→ PROBLEM
Write the records out again, precisely as they stand.

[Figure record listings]
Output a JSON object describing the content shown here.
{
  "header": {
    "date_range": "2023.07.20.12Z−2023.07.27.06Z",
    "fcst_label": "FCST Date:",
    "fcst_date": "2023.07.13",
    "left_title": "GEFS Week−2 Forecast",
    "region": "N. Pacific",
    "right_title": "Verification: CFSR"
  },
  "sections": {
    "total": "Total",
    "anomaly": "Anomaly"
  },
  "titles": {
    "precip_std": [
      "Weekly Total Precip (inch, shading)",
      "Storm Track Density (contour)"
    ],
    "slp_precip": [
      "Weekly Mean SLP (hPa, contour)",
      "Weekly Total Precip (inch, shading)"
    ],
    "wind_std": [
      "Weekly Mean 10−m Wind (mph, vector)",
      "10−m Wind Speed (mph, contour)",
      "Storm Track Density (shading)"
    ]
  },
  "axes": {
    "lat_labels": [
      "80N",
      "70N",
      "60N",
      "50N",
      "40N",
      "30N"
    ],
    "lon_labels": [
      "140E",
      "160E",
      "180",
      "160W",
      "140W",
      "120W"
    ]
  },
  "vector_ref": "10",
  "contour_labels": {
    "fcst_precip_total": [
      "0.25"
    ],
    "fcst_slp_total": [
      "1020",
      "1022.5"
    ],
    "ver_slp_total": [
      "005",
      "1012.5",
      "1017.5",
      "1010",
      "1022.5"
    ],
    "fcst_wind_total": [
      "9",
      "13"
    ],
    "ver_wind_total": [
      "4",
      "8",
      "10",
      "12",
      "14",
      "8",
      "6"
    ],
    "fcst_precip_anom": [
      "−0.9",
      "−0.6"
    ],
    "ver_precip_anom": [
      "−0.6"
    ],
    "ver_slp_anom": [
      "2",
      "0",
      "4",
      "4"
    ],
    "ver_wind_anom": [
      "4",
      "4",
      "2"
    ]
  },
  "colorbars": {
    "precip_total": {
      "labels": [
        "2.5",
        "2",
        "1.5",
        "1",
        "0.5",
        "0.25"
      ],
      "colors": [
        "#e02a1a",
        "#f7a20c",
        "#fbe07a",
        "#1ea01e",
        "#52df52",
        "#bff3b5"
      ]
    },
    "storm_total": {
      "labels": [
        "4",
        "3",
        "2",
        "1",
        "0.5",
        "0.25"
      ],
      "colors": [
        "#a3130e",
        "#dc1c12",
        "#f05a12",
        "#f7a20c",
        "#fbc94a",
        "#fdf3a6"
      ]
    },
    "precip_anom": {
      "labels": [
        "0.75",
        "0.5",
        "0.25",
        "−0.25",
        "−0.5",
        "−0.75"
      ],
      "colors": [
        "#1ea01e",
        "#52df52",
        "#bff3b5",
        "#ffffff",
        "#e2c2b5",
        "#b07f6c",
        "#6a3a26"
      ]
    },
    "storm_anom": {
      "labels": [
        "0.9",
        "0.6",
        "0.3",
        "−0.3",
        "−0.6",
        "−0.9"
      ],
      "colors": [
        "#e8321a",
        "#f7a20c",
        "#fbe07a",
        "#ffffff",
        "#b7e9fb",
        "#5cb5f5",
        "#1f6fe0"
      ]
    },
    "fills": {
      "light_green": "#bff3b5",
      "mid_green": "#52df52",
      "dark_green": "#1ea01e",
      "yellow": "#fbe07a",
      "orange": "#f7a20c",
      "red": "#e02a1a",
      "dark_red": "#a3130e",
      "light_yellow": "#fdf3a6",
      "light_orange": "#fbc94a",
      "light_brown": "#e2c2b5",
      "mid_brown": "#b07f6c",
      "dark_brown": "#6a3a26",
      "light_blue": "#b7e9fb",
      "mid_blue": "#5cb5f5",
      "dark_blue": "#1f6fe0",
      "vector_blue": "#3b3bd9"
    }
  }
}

→ WRITTEN REPLY
Output a JSON object describing the content shown here.
{
  "header": {
    "date_range": "2023.07.20.12Z−2023.07.27.06Z",
    "fcst_label": "FCST Date:",
    "fcst_date": "2023.07.13",
    "left_title": "GEFS Week−2 Forecast",
    "region": "N. Pacific",
    "right_title": "Verification: CFSR"
  },
  "sections": {
    "total": "Total",
    "anomaly": "Anomaly"
  },
  "titles": {
    "precip_std": [
      "Weekly Total Precip (inch, shading)",
      "Storm Track Density (contour)"
    ],
    "slp_precip": [
      "Weekly Mean SLP (hPa, contour)",
      "Weekly Total Precip (inch, shading)"
    ],
    "wind_std": [
      "Weekly Mean 10−m Wind (mph, vector)",
      "10−m Wind Speed (mph, contour)",
      "Storm Track Density (shading)"
    ]
  },
  "axes": {
    "lat_labels": [
      "80N",
      "70N",
      "60N",
      "50N",
      "40N",
      "30N"
    ],
    "lon_labels": [
      "140E",
      "160E",
      "180",
      "160W",
      "140W",
      "120W"
    ]
  },
  "vector_ref": "10",
  "contour_labels": {
    "fcst_precip_total": [
      "0.25"
    ],
    "fcst_slp_total": [
      "1020",
      "1022.5"
    ],
    "ver_slp_total": [
      "005",
      "1012.5",
      "1017.5",
      "1010",
      "1022.5"
    ],
    "fcst_wind_total": [
      "9",
      "13"
    ],
    "ver_wind_total": [
      "4",
      "8",
      "10",
      "12",
      "14",
      "8",
      "6"
    ],
    "fcst_precip_anom": [
      "−0.9",
      "−0.6"
    ],
    "ver_precip_anom": [
      "−0.6"
    ],
    "ver_slp_anom": [
      "2",
      "0",
      "4",
      "4"
    ],
    "ver_wind_anom": [
      "4",
      "4",
      "2"
    ]
  },
  "colorbars": {
    "precip_total": {
      "labels": [
        "2.5",
        "2",
        "1.5",
        "1",
        "0.5",
        "0.25"
      ],
      "colors": [
        "#e02a1a",
        "#f7a20c",
        "#fbe07a",
        "#1ea01e",
        "#52df52",
        "#bff3b5"
      ]
    },
    "storm_total": {
      "labels": [
        "4",
        "3",
        "2",
        "1",
        "0.5",
        "0.25"
      ],
      "colors": [
        "#a3130e",
        "#dc1c12",
        "#f05a12",
        "#f7a20c",
        "#fbc94a",
        "#fdf3a6"
      ]
    },
    "precip_anom": {
      "labels": [
        "0.75",
        "0.5",
        "0.25",
        "−0.25",
        "−0.5",
        "−0.75"
      ],
      "colors": [
        "#1ea01e",
        "#52df52",
        "#bff3b5",
        "#ffffff",
        "#e2c2b5",
        "#b07f6c",
        "#6a3a26"
      ]
    },
    "storm_anom": {
      "labels": [
        "0.9",
        "0.6",
        "0.3",
        "−0.3",
        "−0.6",
        "−0.9"
      ],
      "colors": [
        "#e8321a",
        "#f7a20c",
        "#fbe07a",
        "#ffffff",
        "#b7e9fb",
        "#5cb5f5",
        "#1f6fe0"
      ]
    },
    "fills": {
      "light_green": "#bff3b5",
      "mid_green": "#52df52",
      "dark_green": "#1ea01e",
      "yellow": "#fbe07a",
      "orange": "#f7a20c",
      "red": "#e02a1a",
      "dark_red": "#a3130e",
      "light_yellow": "#fdf3a6",
      "light_orange": "#fbc94a",
      "light_brown": "#e2c2b5",
      "mid_brown": "#b07f6c",
      "dark_brown": "#6a3a26",
      "light_blue": "#b7e9fb",
      "mid_blue": "#5cb5f5",
      "dark_blue": "#1f6fe0",
      "vector_blue": "#3b3bd9"
    }
  }
}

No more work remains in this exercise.